### Written request
Below are entries; tally how many lines hold the string "Feature" and answer with only that figure.

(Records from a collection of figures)
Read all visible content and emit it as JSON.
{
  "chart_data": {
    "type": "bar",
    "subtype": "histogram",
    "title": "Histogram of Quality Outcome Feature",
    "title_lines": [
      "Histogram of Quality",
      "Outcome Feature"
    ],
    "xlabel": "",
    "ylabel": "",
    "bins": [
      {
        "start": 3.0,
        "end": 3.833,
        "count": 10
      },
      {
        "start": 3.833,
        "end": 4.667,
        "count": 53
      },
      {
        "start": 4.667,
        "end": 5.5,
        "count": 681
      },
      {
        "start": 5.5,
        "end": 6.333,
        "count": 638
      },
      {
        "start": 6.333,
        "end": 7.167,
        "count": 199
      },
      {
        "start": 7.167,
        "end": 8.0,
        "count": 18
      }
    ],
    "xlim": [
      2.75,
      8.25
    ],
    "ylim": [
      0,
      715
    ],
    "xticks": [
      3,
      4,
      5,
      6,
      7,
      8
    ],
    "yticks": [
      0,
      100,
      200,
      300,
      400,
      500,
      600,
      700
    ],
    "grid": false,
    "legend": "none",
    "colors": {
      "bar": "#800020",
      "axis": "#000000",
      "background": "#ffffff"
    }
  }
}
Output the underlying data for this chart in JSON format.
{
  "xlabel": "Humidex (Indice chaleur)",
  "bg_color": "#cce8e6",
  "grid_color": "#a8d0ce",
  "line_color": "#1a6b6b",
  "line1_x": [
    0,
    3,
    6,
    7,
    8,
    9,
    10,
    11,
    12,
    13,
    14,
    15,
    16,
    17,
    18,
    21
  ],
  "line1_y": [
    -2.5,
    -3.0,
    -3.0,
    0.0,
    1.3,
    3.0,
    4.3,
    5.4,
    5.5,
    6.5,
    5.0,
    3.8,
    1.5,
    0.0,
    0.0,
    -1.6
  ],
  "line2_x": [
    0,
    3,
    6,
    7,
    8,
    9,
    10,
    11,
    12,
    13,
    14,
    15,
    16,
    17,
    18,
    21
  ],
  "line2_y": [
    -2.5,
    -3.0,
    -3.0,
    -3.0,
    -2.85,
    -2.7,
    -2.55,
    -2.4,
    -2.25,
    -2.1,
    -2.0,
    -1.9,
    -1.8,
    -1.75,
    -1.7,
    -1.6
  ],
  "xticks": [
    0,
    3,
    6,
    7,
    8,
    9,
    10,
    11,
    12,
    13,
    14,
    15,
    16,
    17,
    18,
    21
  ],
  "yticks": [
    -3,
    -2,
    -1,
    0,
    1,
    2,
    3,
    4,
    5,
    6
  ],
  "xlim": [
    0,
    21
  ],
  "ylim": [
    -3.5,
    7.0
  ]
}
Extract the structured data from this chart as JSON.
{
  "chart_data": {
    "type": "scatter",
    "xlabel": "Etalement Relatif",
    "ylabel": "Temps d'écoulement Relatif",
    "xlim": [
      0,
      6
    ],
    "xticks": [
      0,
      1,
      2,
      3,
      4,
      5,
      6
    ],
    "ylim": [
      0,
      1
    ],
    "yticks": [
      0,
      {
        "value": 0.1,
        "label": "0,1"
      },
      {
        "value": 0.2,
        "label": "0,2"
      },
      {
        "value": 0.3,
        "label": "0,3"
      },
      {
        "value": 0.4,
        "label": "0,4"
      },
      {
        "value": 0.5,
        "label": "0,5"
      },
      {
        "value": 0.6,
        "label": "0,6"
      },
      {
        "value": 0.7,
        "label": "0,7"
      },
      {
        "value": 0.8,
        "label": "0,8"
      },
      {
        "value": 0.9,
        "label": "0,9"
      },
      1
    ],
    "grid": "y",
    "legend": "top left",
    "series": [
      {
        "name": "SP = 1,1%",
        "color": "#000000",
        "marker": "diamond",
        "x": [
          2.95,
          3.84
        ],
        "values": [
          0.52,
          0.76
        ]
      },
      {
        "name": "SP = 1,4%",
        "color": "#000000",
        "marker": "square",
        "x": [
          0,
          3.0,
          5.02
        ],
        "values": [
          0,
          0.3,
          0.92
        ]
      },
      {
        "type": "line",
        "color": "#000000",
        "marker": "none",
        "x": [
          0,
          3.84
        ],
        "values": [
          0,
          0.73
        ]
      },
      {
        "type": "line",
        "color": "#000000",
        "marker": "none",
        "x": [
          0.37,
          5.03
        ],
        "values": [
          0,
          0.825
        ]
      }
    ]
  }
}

### Answer to this exercise
2